Saved entries:
******

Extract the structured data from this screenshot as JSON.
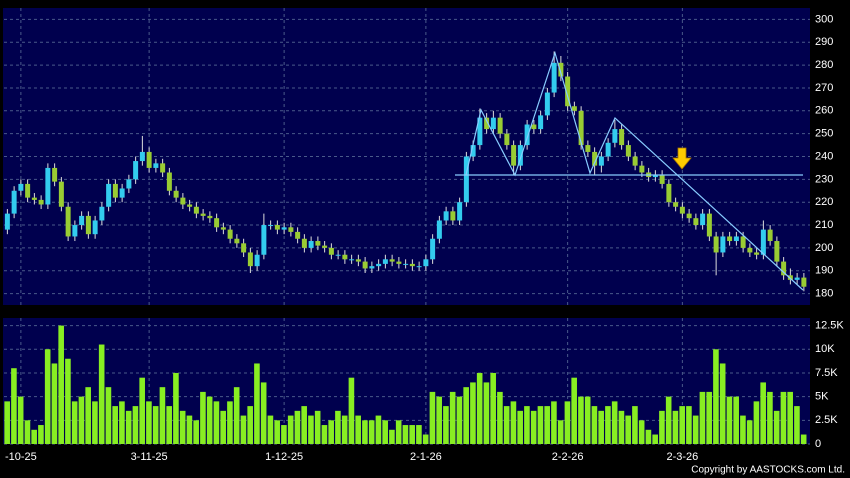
{
  "chart_data": {
    "type": "candlestick",
    "categories": [
      null,
      null,
      "-10-25",
      null,
      null,
      null,
      null,
      null,
      null,
      null,
      null,
      null,
      null,
      null,
      null,
      null,
      null,
      null,
      null,
      null,
      null,
      "3-11-25",
      null,
      null,
      null,
      null,
      null,
      null,
      null,
      null,
      null,
      null,
      null,
      null,
      null,
      null,
      null,
      null,
      null,
      null,
      null,
      "1-12-25",
      null,
      null,
      null,
      null,
      null,
      null,
      null,
      null,
      null,
      null,
      null,
      null,
      null,
      null,
      null,
      null,
      null,
      null,
      null,
      null,
      "2-1-26",
      null,
      null,
      null,
      null,
      null,
      null,
      null,
      null,
      null,
      null,
      null,
      null,
      null,
      null,
      null,
      null,
      null,
      null,
      null,
      null,
      "2-2-26",
      null,
      null,
      null,
      null,
      null,
      null,
      null,
      null,
      null,
      null,
      null,
      null,
      null,
      null,
      null,
      null,
      "2-3-26",
      null,
      null,
      null,
      null,
      null,
      null,
      null,
      null,
      null,
      null,
      null,
      null,
      null,
      null,
      null,
      null,
      null,
      null
    ],
    "open": [
      208,
      215,
      225,
      228,
      222,
      221,
      219,
      235,
      229,
      218,
      205,
      210,
      214,
      206,
      212,
      218,
      228,
      222,
      226,
      230,
      238,
      242,
      235,
      237,
      233,
      225,
      222,
      219,
      218,
      215,
      214,
      213,
      209,
      208,
      204,
      202,
      198,
      192,
      197,
      210,
      210,
      208,
      209,
      207,
      204,
      200,
      203,
      201,
      200,
      197,
      197,
      195,
      195,
      194,
      191,
      192,
      193,
      195,
      194,
      193,
      193,
      192,
      192,
      195,
      204,
      212,
      216,
      212,
      220,
      240,
      245,
      257,
      252,
      257,
      250,
      245,
      236,
      245,
      254,
      252,
      258,
      268,
      281,
      275,
      262,
      260,
      245,
      242,
      236,
      240,
      246,
      252,
      245,
      240,
      236,
      233,
      231,
      232,
      228,
      220,
      218,
      215,
      213,
      210,
      215,
      205,
      198,
      205,
      203,
      205,
      200,
      198,
      197,
      208,
      203,
      194,
      188,
      186,
      187
    ],
    "high": [
      217,
      227,
      230,
      230,
      224,
      223,
      237,
      237,
      231,
      220,
      212,
      216,
      216,
      214,
      220,
      230,
      230,
      228,
      232,
      240,
      249,
      244,
      239,
      239,
      235,
      227,
      224,
      221,
      220,
      217,
      216,
      215,
      211,
      210,
      206,
      204,
      200,
      199,
      215,
      212,
      212,
      211,
      211,
      209,
      206,
      205,
      205,
      203,
      202,
      199,
      199,
      197,
      197,
      196,
      194,
      195,
      197,
      197,
      196,
      195,
      195,
      194,
      197,
      206,
      214,
      218,
      218,
      222,
      242,
      247,
      261,
      259,
      260,
      259,
      252,
      247,
      247,
      256,
      256,
      260,
      270,
      286,
      284,
      277,
      264,
      262,
      247,
      244,
      242,
      248,
      256,
      254,
      247,
      242,
      238,
      235,
      234,
      234,
      230,
      222,
      220,
      217,
      215,
      217,
      217,
      207,
      207,
      207,
      207,
      207,
      202,
      200,
      212,
      210,
      205,
      196,
      191,
      189,
      189
    ],
    "low": [
      206,
      213,
      223,
      220,
      219,
      217,
      217,
      227,
      216,
      203,
      203,
      208,
      204,
      204,
      210,
      216,
      220,
      220,
      224,
      228,
      236,
      233,
      233,
      231,
      223,
      220,
      217,
      216,
      213,
      212,
      211,
      207,
      206,
      202,
      200,
      196,
      189,
      190,
      195,
      208,
      206,
      206,
      205,
      202,
      198,
      198,
      199,
      198,
      195,
      195,
      193,
      193,
      192,
      189,
      189,
      190,
      191,
      192,
      191,
      191,
      190,
      190,
      190,
      193,
      202,
      210,
      210,
      210,
      218,
      238,
      243,
      250,
      250,
      248,
      243,
      232,
      234,
      243,
      250,
      250,
      256,
      266,
      273,
      260,
      258,
      243,
      240,
      232,
      233,
      238,
      244,
      243,
      238,
      234,
      231,
      229,
      229,
      226,
      218,
      216,
      213,
      211,
      208,
      208,
      203,
      188,
      196,
      201,
      201,
      198,
      196,
      195,
      195,
      201,
      192,
      186,
      184,
      184,
      181
    ],
    "close": [
      215,
      225,
      228,
      222,
      221,
      219,
      235,
      229,
      218,
      205,
      210,
      214,
      206,
      212,
      218,
      228,
      222,
      226,
      230,
      238,
      242,
      235,
      237,
      233,
      225,
      222,
      219,
      218,
      215,
      214,
      213,
      209,
      208,
      204,
      202,
      198,
      192,
      197,
      210,
      210,
      208,
      209,
      207,
      204,
      200,
      203,
      201,
      200,
      197,
      197,
      195,
      195,
      194,
      191,
      192,
      193,
      195,
      194,
      193,
      193,
      192,
      192,
      195,
      204,
      212,
      216,
      212,
      220,
      240,
      245,
      257,
      252,
      257,
      250,
      245,
      236,
      245,
      254,
      252,
      258,
      268,
      281,
      275,
      262,
      260,
      245,
      242,
      236,
      240,
      246,
      252,
      245,
      240,
      236,
      233,
      231,
      232,
      228,
      220,
      218,
      215,
      213,
      210,
      215,
      205,
      198,
      205,
      203,
      205,
      200,
      198,
      197,
      208,
      203,
      194,
      188,
      186,
      187,
      183
    ],
    "up_color": "#33ccee",
    "down_color": "#99cc33",
    "ylim": [
      175,
      305
    ],
    "yticks": [
      180,
      190,
      200,
      210,
      220,
      230,
      240,
      250,
      260,
      270,
      280,
      290,
      300
    ],
    "grid": true,
    "volume": {
      "color": "#88ee22",
      "ylim": [
        0,
        13300
      ],
      "yticks": [
        0,
        {
          "value": 2500,
          "label": "2.5K"
        },
        {
          "value": 5000,
          "label": "5K"
        },
        {
          "value": 7500,
          "label": "7.5K"
        },
        {
          "value": 10000,
          "label": "10K"
        },
        {
          "value": 12500,
          "label": "12.5K"
        }
      ],
      "values": [
        4500,
        8000,
        5000,
        2500,
        1500,
        2000,
        10000,
        8500,
        12500,
        9000,
        4500,
        5000,
        6000,
        4500,
        10500,
        6000,
        4000,
        4500,
        3500,
        4000,
        7000,
        4500,
        4000,
        6000,
        4000,
        7500,
        3500,
        3000,
        2500,
        5500,
        5000,
        4500,
        3500,
        4500,
        6000,
        3000,
        4000,
        8500,
        6500,
        3000,
        2500,
        2000,
        3000,
        3500,
        4000,
        3000,
        3500,
        2000,
        2500,
        3500,
        3000,
        7000,
        3000,
        2500,
        2500,
        3000,
        2500,
        1500,
        2500,
        2000,
        2000,
        2000,
        1000,
        5500,
        5000,
        4000,
        5500,
        5000,
        6000,
        6500,
        7500,
        6500,
        7500,
        5500,
        4000,
        4500,
        3500,
        4000,
        3500,
        4000,
        4000,
        4500,
        2500,
        4500,
        7000,
        5000,
        5000,
        4000,
        3500,
        4000,
        4500,
        3500,
        3000,
        4000,
        2500,
        1500,
        1000,
        3500,
        5000,
        3500,
        4000,
        4000,
        3000,
        5500,
        5500,
        10000,
        8500,
        5000,
        5000,
        3000,
        2500,
        4500,
        6500,
        5500,
        3500,
        5500,
        5500,
        4000,
        1000
      ]
    },
    "source": "Copyright by AASTOCKS.com Ltd."
  }
}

******

- **Your task**
Print out the whole of the material word for word, without pictures.

- **Exercise answer**
Extract the structured data from this screenshot as JSON.
{
  "chart_data": {
    "type": "candlestick",
    "categories": [
      null,
      null,
      "-10-25",
      null,
      null,
      null,
      null,
      null,
      null,
      null,
      null,
      null,
      null,
      null,
      null,
      null,
      null,
      null,
      null,
      null,
      null,
      "3-11-25",
      null,
      null,
      null,
      null,
      null,
      null,
      null,
      null,
      null,
      null,
      null,
      null,
      null,
      null,
      null,
      null,
      null,
      null,
      null,
      "1-12-25",
      null,
      null,
      null,
      null,
      null,
      null,
      null,
      null,
      null,
      null,
      null,
      null,
      null,
      null,
      null,
      null,
      null,
      null,
      null,
      null,
      "2-1-26",
      null,
      null,
      null,
      null,
      null,
      null,
      null,
      null,
      null,
      null,
      null,
      null,
      null,
      null,
      null,
      null,
      null,
      null,
      null,
      null,
      "2-2-26",
      null,
      null,
      null,
      null,
      null,
      null,
      null,
      null,
      null,
      null,
      null,
      null,
      null,
      null,
      null,
      null,
      "2-3-26",
      null,
      null,
      null,
      null,
      null,
      null,
      null,
      null,
      null,
      null,
      null,
      null,
      null,
      null,
      null,
      null,
      null,
      null
    ],
    "open": [
      208,
      215,
      225,
      228,
      222,
      221,
      219,
      235,
      229,
      218,
      205,
      210,
      214,
      206,
      212,
      218,
      228,
      222,
      226,
      230,
      238,
      242,
      235,
      237,
      233,
      225,
      222,
      219,
      218,
      215,
      214,
      213,
      209,
      208,
      204,
      202,
      198,
      192,
      197,
      210,
      210,
      208,
      209,
      207,
      204,
      200,
      203,
      201,
      200,
      197,
      197,
      195,
      195,
      194,
      191,
      192,
      193,
      195,
      194,
      193,
      193,
      192,
      192,
      195,
      204,
      212,
      216,
      212,
      220,
      240,
      245,
      257,
      252,
      257,
      250,
      245,
      236,
      245,
      254,
      252,
      258,
      268,
      281,
      275,
      262,
      260,
      245,
      242,
      236,
      240,
      246,
      252,
      245,
      240,
      236,
      233,
      231,
      232,
      228,
      220,
      218,
      215,
      213,
      210,
      215,
      205,
      198,
      205,
      203,
      205,
      200,
      198,
      197,
      208,
      203,
      194,
      188,
      186,
      187
    ],
    "high": [
      217,
      227,
      230,
      230,
      224,
      223,
      237,
      237,
      231,
      220,
      212,
      216,
      216,
      214,
      220,
      230,
      230,
      228,
      232,
      240,
      249,
      244,
      239,
      239,
      235,
      227,
      224,
      221,
      220,
      217,
      216,
      215,
      211,
      210,
      206,
      204,
      200,
      199,
      215,
      212,
      212,
      211,
      211,
      209,
      206,
      205,
      205,
      203,
      202,
      199,
      199,
      197,
      197,
      196,
      194,
      195,
      197,
      197,
      196,
      195,
      195,
      194,
      197,
      206,
      214,
      218,
      218,
      222,
      242,
      247,
      261,
      259,
      260,
      259,
      252,
      247,
      247,
      256,
      256,
      260,
      270,
      286,
      284,
      277,
      264,
      262,
      247,
      244,
      242,
      248,
      256,
      254,
      247,
      242,
      238,
      235,
      234,
      234,
      230,
      222,
      220,
      217,
      215,
      217,
      217,
      207,
      207,
      207,
      207,
      207,
      202,
      200,
      212,
      210,
      205,
      196,
      191,
      189,
      189
    ],
    "low": [
      206,
      213,
      223,
      220,
      219,
      217,
      217,
      227,
      216,
      203,
      203,
      208,
      204,
      204,
      210,
      216,
      220,
      220,
      224,
      228,
      236,
      233,
      233,
      231,
      223,
      220,
      217,
      216,
      213,
      212,
      211,
      207,
      206,
      202,
      200,
      196,
      189,
      190,
      195,
      208,
      206,
      206,
      205,
      202,
      198,
      198,
      199,
      198,
      195,
      195,
      193,
      193,
      192,
      189,
      189,
      190,
      191,
      192,
      191,
      191,
      190,
      190,
      190,
      193,
      202,
      210,
      210,
      210,
      218,
      238,
      243,
      250,
      250,
      248,
      243,
      232,
      234,
      243,
      250,
      250,
      256,
      266,
      273,
      260,
      258,
      243,
      240,
      232,
      233,
      238,
      244,
      243,
      238,
      234,
      231,
      229,
      229,
      226,
      218,
      216,
      213,
      211,
      208,
      208,
      203,
      188,
      196,
      201,
      201,
      198,
      196,
      195,
      195,
      201,
      192,
      186,
      184,
      184,
      181
    ],
    "close": [
      215,
      225,
      228,
      222,
      221,
      219,
      235,
      229,
      218,
      205,
      210,
      214,
      206,
      212,
      218,
      228,
      222,
      226,
      230,
      238,
      242,
      235,
      237,
      233,
      225,
      222,
      219,
      218,
      215,
      214,
      213,
      209,
      208,
      204,
      202,
      198,
      192,
      197,
      210,
      210,
      208,
      209,
      207,
      204,
      200,
      203,
      201,
      200,
      197,
      197,
      195,
      195,
      194,
      191,
      192,
      193,
      195,
      194,
      193,
      193,
      192,
      192,
      195,
      204,
      212,
      216,
      212,
      220,
      240,
      245,
      257,
      252,
      257,
      250,
      245,
      236,
      245,
      254,
      252,
      258,
      268,
      281,
      275,
      262,
      260,
      245,
      242,
      236,
      240,
      246,
      252,
      245,
      240,
      236,
      233,
      231,
      232,
      228,
      220,
      218,
      215,
      213,
      210,
      215,
      205,
      198,
      205,
      203,
      205,
      200,
      198,
      197,
      208,
      203,
      194,
      188,
      186,
      187,
      183
    ],
    "up_color": "#33ccee",
    "down_color": "#99cc33",
    "ylim": [
      175,
      305
    ],
    "yticks": [
      180,
      190,
      200,
      210,
      220,
      230,
      240,
      250,
      260,
      270,
      280,
      290,
      300
    ],
    "grid": true,
    "volume": {
      "color": "#88ee22",
      "ylim": [
        0,
        13300
      ],
      "yticks": [
        0,
        {
          "value": 2500,
          "label": "2.5K"
        },
        {
          "value": 5000,
          "label": "5K"
        },
        {
          "value": 7500,
          "label": "7.5K"
        },
        {
          "value": 10000,
          "label": "10K"
        },
        {
          "value": 12500,
          "label": "12.5K"
        }
      ],
      "values": [
        4500,
        8000,
        5000,
        2500,
        1500,
        2000,
        10000,
        8500,
        12500,
        9000,
        4500,
        5000,
        6000,
        4500,
        10500,
        6000,
        4000,
        4500,
        3500,
        4000,
        7000,
        4500,
        4000,
        6000,
        4000,
        7500,
        3500,
        3000,
        2500,
        5500,
        5000,
        4500,
        3500,
        4500,
        6000,
        3000,
        4000,
        8500,
        6500,
        3000,
        2500,
        2000,
        3000,
        3500,
        4000,
        3000,
        3500,
        2000,
        2500,
        3500,
        3000,
        7000,
        3000,
        2500,
        2500,
        3000,
        2500,
        1500,
        2500,
        2000,
        2000,
        2000,
        1000,
        5500,
        5000,
        4000,
        5500,
        5000,
        6000,
        6500,
        7500,
        6500,
        7500,
        5500,
        4000,
        4500,
        3500,
        4000,
        3500,
        4000,
        4000,
        4500,
        2500,
        4500,
        7000,
        5000,
        5000,
        4000,
        3500,
        4000,
        4500,
        3500,
        3000,
        4000,
        2500,
        1500,
        1000,
        3500,
        5000,
        3500,
        4000,
        4000,
        3000,
        5500,
        5500,
        10000,
        8500,
        5000,
        5000,
        3000,
        2500,
        4500,
        6500,
        5500,
        3500,
        5500,
        5500,
        4000,
        1000
      ]
    },
    "source": "Copyright by AASTOCKS.com Ltd."
  }
}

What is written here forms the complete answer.